AIM OF THE TASK :: Pictures stay out of your copy, but everything else in the records below must be repeated exactly.

DATASET RECORDS ::
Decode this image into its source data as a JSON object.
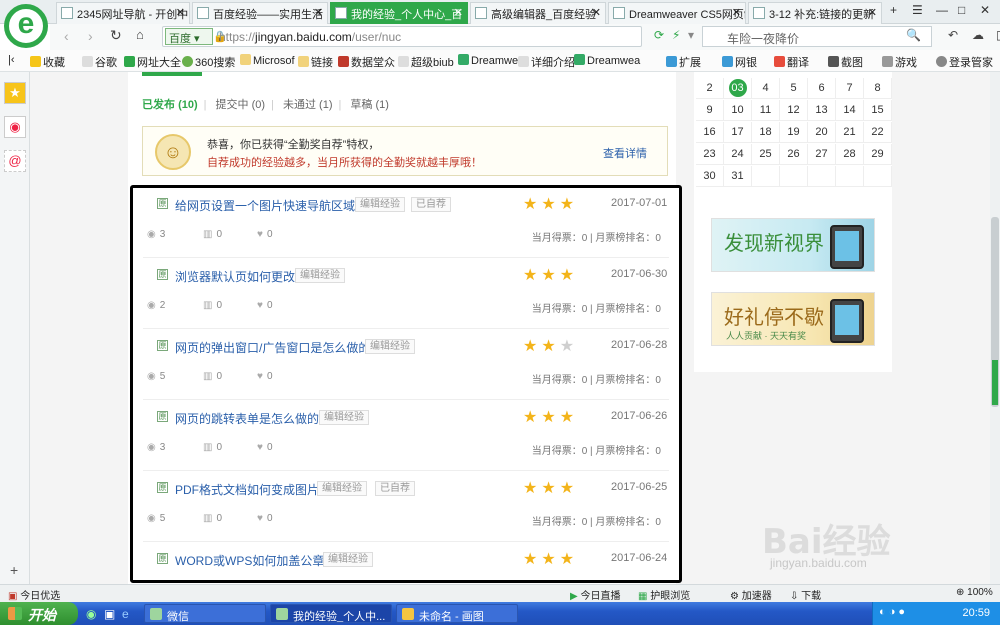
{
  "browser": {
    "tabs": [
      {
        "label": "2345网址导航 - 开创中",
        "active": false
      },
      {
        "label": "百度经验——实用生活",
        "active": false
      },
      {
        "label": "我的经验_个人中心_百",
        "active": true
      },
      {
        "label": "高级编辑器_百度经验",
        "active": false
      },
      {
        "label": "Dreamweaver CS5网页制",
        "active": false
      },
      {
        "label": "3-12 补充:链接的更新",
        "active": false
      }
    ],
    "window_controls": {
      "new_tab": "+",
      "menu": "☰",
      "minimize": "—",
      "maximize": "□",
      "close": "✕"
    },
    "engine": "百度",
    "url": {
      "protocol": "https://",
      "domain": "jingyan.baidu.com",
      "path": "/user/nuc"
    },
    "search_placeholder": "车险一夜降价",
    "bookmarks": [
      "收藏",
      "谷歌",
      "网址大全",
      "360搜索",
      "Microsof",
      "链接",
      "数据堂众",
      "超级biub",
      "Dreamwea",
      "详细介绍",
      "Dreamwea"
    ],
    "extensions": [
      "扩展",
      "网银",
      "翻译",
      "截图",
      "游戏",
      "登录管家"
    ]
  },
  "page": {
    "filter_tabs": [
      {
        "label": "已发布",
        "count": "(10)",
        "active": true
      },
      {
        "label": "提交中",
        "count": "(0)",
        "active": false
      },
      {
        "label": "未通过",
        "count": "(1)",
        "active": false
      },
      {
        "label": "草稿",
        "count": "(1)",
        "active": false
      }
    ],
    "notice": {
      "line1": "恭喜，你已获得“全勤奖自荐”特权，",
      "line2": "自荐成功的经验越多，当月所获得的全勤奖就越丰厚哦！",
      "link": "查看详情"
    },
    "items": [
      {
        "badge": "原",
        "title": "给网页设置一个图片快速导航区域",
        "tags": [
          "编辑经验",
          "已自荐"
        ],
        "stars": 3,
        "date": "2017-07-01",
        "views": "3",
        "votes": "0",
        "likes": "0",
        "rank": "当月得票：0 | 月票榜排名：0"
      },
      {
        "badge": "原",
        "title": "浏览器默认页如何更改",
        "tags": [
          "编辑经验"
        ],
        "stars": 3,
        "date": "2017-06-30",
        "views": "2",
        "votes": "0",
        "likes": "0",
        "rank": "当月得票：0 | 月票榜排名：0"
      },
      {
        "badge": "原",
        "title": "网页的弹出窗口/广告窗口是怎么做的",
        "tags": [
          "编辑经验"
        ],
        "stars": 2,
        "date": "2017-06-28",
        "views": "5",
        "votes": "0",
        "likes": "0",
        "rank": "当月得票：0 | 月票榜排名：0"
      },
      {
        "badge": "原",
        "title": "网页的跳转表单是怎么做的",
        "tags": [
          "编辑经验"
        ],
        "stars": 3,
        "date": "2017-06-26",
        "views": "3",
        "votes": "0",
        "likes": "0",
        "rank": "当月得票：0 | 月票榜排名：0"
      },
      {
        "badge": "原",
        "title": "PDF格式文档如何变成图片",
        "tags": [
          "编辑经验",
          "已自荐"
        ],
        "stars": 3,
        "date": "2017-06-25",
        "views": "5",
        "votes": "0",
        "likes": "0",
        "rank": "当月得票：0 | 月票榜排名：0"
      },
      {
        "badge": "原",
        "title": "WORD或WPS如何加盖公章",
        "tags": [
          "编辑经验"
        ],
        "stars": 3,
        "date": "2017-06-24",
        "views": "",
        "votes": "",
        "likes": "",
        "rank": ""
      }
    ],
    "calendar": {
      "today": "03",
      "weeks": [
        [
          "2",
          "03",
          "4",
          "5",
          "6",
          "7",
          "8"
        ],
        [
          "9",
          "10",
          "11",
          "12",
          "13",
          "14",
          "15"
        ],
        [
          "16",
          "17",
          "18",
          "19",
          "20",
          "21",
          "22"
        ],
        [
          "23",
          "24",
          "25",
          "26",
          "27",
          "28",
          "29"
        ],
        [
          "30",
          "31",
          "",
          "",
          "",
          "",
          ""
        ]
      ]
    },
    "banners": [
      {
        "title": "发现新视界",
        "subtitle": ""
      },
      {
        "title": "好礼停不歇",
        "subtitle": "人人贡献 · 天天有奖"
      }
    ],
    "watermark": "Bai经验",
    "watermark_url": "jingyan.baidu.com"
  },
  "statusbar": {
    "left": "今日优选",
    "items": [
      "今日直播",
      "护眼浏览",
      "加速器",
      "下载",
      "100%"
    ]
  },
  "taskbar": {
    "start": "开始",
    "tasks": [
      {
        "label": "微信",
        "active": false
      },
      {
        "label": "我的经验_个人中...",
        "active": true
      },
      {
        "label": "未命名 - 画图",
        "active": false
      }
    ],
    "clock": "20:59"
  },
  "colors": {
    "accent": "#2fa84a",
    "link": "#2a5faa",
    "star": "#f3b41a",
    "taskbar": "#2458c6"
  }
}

WRITTEN ANSWER ::
Decode this image into its source data as a JSON object.
{
  "browser": {
    "tabs": [
      {
        "label": "2345网址导航 - 开创中",
        "active": false
      },
      {
        "label": "百度经验——实用生活",
        "active": false
      },
      {
        "label": "我的经验_个人中心_百",
        "active": true
      },
      {
        "label": "高级编辑器_百度经验",
        "active": false
      },
      {
        "label": "Dreamweaver CS5网页制",
        "active": false
      },
      {
        "label": "3-12 补充:链接的更新",
        "active": false
      }
    ],
    "window_controls": {
      "new_tab": "+",
      "menu": "☰",
      "minimize": "—",
      "maximize": "□",
      "close": "✕"
    },
    "engine": "百度",
    "url": {
      "protocol": "https://",
      "domain": "jingyan.baidu.com",
      "path": "/user/nuc"
    },
    "search_placeholder": "车险一夜降价",
    "bookmarks": [
      "收藏",
      "谷歌",
      "网址大全",
      "360搜索",
      "Microsof",
      "链接",
      "数据堂众",
      "超级biub",
      "Dreamwea",
      "详细介绍",
      "Dreamwea"
    ],
    "extensions": [
      "扩展",
      "网银",
      "翻译",
      "截图",
      "游戏",
      "登录管家"
    ]
  },
  "page": {
    "filter_tabs": [
      {
        "label": "已发布",
        "count": "(10)",
        "active": true
      },
      {
        "label": "提交中",
        "count": "(0)",
        "active": false
      },
      {
        "label": "未通过",
        "count": "(1)",
        "active": false
      },
      {
        "label": "草稿",
        "count": "(1)",
        "active": false
      }
    ],
    "notice": {
      "line1": "恭喜，你已获得“全勤奖自荐”特权，",
      "line2": "自荐成功的经验越多，当月所获得的全勤奖就越丰厚哦！",
      "link": "查看详情"
    },
    "items": [
      {
        "badge": "原",
        "title": "给网页设置一个图片快速导航区域",
        "tags": [
          "编辑经验",
          "已自荐"
        ],
        "stars": 3,
        "date": "2017-07-01",
        "views": "3",
        "votes": "0",
        "likes": "0",
        "rank": "当月得票：0 | 月票榜排名：0"
      },
      {
        "badge": "原",
        "title": "浏览器默认页如何更改",
        "tags": [
          "编辑经验"
        ],
        "stars": 3,
        "date": "2017-06-30",
        "views": "2",
        "votes": "0",
        "likes": "0",
        "rank": "当月得票：0 | 月票榜排名：0"
      },
      {
        "badge": "原",
        "title": "网页的弹出窗口/广告窗口是怎么做的",
        "tags": [
          "编辑经验"
        ],
        "stars": 2,
        "date": "2017-06-28",
        "views": "5",
        "votes": "0",
        "likes": "0",
        "rank": "当月得票：0 | 月票榜排名：0"
      },
      {
        "badge": "原",
        "title": "网页的跳转表单是怎么做的",
        "tags": [
          "编辑经验"
        ],
        "stars": 3,
        "date": "2017-06-26",
        "views": "3",
        "votes": "0",
        "likes": "0",
        "rank": "当月得票：0 | 月票榜排名：0"
      },
      {
        "badge": "原",
        "title": "PDF格式文档如何变成图片",
        "tags": [
          "编辑经验",
          "已自荐"
        ],
        "stars": 3,
        "date": "2017-06-25",
        "views": "5",
        "votes": "0",
        "likes": "0",
        "rank": "当月得票：0 | 月票榜排名：0"
      },
      {
        "badge": "原",
        "title": "WORD或WPS如何加盖公章",
        "tags": [
          "编辑经验"
        ],
        "stars": 3,
        "date": "2017-06-24",
        "views": "",
        "votes": "",
        "likes": "",
        "rank": ""
      }
    ],
    "calendar": {
      "today": "03",
      "weeks": [
        [
          "2",
          "03",
          "4",
          "5",
          "6",
          "7",
          "8"
        ],
        [
          "9",
          "10",
          "11",
          "12",
          "13",
          "14",
          "15"
        ],
        [
          "16",
          "17",
          "18",
          "19",
          "20",
          "21",
          "22"
        ],
        [
          "23",
          "24",
          "25",
          "26",
          "27",
          "28",
          "29"
        ],
        [
          "30",
          "31",
          "",
          "",
          "",
          "",
          ""
        ]
      ]
    },
    "banners": [
      {
        "title": "发现新视界",
        "subtitle": ""
      },
      {
        "title": "好礼停不歇",
        "subtitle": "人人贡献 · 天天有奖"
      }
    ],
    "watermark": "Bai经验",
    "watermark_url": "jingyan.baidu.com"
  },
  "statusbar": {
    "left": "今日优选",
    "items": [
      "今日直播",
      "护眼浏览",
      "加速器",
      "下载",
      "100%"
    ]
  },
  "taskbar": {
    "start": "开始",
    "tasks": [
      {
        "label": "微信",
        "active": false
      },
      {
        "label": "我的经验_个人中...",
        "active": true
      },
      {
        "label": "未命名 - 画图",
        "active": false
      }
    ],
    "clock": "20:59"
  },
  "colors": {
    "accent": "#2fa84a",
    "link": "#2a5faa",
    "star": "#f3b41a",
    "taskbar": "#2458c6"
  }
}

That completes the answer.